──────── Exercise material

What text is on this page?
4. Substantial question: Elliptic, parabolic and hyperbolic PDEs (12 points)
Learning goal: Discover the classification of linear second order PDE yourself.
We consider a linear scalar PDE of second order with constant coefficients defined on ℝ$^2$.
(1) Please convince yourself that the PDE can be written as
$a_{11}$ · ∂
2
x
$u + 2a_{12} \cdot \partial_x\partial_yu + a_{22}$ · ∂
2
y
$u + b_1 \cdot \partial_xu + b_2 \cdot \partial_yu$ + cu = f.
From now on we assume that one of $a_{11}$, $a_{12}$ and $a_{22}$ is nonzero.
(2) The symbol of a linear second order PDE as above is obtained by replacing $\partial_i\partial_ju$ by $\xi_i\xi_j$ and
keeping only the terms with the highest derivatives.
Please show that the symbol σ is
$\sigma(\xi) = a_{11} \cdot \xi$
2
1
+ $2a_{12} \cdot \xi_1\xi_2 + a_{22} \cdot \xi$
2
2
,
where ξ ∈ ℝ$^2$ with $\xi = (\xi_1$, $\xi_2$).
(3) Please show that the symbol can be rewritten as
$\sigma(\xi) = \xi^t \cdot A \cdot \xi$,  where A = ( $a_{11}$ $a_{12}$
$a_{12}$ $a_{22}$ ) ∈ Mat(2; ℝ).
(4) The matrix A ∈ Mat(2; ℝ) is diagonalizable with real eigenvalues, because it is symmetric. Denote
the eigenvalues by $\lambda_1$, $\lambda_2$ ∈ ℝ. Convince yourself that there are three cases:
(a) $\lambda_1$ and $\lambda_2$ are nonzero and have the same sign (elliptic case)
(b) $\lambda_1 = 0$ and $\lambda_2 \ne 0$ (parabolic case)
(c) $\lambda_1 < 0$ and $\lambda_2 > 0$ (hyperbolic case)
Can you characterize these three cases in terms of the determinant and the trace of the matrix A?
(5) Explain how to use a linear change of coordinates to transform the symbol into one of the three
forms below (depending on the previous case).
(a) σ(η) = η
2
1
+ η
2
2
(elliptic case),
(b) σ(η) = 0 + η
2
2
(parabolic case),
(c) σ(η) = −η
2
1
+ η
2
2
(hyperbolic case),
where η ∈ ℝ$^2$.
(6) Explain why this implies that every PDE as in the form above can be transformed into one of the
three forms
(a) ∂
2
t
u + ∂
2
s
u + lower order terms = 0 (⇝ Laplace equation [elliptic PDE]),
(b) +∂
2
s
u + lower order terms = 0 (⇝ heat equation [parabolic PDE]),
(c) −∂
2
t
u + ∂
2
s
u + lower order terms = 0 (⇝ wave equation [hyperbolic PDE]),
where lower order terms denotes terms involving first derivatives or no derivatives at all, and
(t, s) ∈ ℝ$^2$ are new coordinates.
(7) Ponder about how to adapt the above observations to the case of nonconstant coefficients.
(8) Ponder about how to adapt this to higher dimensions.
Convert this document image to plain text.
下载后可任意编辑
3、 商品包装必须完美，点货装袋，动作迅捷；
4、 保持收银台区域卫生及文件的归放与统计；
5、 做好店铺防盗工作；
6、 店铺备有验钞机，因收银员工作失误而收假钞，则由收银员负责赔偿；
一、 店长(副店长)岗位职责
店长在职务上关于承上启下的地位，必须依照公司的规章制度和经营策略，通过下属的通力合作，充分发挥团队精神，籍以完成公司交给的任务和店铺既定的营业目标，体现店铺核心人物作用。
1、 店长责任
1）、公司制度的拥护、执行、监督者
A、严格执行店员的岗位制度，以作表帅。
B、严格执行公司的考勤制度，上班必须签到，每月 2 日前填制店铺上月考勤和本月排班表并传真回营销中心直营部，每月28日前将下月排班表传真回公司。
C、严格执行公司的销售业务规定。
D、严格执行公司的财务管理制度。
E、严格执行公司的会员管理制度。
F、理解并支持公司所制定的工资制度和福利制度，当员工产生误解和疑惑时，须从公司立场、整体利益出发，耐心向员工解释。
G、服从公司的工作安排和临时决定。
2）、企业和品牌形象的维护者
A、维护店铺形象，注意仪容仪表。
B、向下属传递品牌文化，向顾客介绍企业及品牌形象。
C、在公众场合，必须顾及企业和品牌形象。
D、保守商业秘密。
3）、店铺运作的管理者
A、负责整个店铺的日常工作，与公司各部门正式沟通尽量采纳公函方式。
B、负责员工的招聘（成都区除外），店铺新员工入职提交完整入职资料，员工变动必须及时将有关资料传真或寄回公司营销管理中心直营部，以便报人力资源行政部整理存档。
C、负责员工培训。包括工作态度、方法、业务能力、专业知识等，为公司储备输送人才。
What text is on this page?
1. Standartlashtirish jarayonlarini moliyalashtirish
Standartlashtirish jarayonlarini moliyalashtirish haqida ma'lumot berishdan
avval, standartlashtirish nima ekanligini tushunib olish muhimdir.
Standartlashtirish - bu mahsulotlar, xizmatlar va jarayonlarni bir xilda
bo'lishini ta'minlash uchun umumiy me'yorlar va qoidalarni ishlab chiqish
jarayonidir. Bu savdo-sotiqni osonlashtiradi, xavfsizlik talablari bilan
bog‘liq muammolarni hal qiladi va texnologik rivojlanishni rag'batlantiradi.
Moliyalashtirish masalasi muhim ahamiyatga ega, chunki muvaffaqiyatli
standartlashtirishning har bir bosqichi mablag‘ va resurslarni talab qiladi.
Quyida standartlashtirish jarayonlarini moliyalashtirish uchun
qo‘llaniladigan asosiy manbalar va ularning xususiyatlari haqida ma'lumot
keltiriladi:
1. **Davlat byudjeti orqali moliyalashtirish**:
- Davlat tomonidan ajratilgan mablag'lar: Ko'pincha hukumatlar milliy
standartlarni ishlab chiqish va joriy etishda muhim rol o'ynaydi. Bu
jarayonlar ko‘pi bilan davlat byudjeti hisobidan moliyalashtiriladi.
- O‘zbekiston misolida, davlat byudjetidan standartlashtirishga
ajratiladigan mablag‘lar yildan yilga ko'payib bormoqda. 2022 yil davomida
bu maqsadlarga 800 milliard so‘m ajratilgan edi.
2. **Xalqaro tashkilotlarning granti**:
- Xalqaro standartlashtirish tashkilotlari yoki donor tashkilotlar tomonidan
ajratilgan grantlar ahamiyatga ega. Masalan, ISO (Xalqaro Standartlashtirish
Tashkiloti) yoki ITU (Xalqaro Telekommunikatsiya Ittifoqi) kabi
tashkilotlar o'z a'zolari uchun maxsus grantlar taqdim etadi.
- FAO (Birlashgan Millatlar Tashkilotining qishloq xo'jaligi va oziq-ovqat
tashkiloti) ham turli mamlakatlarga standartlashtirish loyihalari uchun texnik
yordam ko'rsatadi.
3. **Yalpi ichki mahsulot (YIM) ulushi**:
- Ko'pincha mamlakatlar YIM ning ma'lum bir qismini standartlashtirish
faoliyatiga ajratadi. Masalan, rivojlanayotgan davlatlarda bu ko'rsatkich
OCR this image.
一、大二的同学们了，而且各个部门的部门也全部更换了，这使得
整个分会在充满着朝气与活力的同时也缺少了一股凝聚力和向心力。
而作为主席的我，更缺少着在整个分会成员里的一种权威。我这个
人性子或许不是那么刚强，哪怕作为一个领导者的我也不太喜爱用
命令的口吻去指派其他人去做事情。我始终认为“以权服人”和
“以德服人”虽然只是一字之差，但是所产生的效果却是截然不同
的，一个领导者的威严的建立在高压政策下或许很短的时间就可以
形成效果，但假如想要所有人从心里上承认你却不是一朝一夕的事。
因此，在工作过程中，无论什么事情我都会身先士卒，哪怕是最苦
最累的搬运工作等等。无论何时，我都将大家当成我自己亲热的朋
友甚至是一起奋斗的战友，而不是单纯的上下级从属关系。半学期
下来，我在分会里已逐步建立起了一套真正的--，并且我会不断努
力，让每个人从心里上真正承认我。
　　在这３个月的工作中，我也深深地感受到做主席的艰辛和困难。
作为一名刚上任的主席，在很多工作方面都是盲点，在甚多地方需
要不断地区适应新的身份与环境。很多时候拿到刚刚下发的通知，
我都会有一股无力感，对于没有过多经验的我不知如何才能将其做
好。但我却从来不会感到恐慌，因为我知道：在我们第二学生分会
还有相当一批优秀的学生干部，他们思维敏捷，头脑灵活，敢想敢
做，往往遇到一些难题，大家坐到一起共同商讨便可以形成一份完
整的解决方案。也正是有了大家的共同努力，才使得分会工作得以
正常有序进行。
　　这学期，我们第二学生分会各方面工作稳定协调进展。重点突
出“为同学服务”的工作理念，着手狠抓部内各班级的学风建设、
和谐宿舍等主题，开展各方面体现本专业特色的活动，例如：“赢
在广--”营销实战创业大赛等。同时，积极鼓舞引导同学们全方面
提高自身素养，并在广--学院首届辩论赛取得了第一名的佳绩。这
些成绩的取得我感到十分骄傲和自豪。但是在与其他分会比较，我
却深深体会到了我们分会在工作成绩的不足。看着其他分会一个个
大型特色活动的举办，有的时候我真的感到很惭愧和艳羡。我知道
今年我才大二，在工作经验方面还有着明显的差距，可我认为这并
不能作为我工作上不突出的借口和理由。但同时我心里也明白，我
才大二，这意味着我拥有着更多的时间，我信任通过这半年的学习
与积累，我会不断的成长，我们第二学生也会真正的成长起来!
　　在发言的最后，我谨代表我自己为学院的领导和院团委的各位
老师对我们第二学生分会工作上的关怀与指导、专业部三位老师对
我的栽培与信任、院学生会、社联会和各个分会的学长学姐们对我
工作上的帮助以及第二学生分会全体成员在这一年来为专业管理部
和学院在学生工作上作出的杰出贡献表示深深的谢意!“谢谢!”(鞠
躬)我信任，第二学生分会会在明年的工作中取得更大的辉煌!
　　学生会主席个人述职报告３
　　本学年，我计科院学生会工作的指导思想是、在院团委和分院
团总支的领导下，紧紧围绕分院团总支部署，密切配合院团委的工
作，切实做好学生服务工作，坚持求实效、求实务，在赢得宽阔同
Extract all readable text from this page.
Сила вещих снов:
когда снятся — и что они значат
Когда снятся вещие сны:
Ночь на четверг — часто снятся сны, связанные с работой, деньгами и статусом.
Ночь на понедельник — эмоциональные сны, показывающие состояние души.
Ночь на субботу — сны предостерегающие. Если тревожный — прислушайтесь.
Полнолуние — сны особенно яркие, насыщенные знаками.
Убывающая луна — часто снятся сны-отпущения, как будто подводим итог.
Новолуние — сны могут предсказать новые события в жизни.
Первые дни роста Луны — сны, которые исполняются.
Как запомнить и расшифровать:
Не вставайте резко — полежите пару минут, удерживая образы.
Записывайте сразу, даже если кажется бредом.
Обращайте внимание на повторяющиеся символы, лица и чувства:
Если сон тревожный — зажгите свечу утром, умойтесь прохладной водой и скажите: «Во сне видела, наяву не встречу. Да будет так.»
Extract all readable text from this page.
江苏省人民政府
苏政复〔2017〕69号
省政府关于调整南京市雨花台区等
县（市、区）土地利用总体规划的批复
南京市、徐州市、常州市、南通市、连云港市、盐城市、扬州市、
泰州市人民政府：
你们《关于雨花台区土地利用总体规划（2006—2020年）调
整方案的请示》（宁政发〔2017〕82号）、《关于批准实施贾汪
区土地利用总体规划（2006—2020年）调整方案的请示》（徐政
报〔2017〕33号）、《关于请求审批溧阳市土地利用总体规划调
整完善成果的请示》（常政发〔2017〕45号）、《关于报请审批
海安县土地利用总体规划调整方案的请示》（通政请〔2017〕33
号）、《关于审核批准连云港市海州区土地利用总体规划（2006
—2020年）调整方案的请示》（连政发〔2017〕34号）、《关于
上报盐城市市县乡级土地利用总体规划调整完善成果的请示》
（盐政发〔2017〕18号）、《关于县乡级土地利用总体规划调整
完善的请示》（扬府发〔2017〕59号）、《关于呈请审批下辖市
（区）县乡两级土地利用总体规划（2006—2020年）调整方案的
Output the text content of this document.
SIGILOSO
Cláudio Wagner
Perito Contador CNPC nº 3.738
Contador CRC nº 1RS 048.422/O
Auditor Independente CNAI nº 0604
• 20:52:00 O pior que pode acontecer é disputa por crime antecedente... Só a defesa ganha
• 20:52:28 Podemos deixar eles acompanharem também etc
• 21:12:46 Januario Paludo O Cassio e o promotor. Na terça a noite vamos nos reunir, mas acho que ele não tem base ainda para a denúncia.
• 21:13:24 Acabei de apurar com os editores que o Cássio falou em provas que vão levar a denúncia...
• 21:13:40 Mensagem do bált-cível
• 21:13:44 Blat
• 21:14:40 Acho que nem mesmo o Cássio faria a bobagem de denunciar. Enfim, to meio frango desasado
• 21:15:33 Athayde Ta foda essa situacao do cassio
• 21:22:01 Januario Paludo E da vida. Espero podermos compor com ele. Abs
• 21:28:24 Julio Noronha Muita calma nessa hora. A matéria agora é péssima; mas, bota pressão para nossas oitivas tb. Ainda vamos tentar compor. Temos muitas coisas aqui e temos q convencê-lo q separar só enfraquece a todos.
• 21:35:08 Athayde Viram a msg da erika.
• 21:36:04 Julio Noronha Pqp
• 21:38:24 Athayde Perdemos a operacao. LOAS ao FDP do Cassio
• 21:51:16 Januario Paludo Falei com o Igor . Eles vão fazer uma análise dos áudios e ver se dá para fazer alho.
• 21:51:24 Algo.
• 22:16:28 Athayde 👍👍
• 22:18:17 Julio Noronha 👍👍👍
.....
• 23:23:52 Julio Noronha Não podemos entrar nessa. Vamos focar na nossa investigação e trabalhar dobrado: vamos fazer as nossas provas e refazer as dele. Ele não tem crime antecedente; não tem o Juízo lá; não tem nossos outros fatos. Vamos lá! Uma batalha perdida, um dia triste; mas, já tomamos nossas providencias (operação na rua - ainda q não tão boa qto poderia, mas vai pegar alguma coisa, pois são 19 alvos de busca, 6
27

────────────────

__Exercise prompt__
Copy out every line with the word "terms".

__Reply to the task__
keeping only the terms with the highest derivatives.
Can you characterize these three cases in terms of the determinant and the trace of the matrix A?
u + lower order terms = 0 (⇝ Laplace equation [elliptic PDE]),
u + lower order terms = 0 (⇝ heat equation [parabolic PDE]),
u + lower order terms = 0 (⇝ wave equation [hyperbolic PDE]),
where lower order terms denotes terms involving first derivatives or no derivatives at all, and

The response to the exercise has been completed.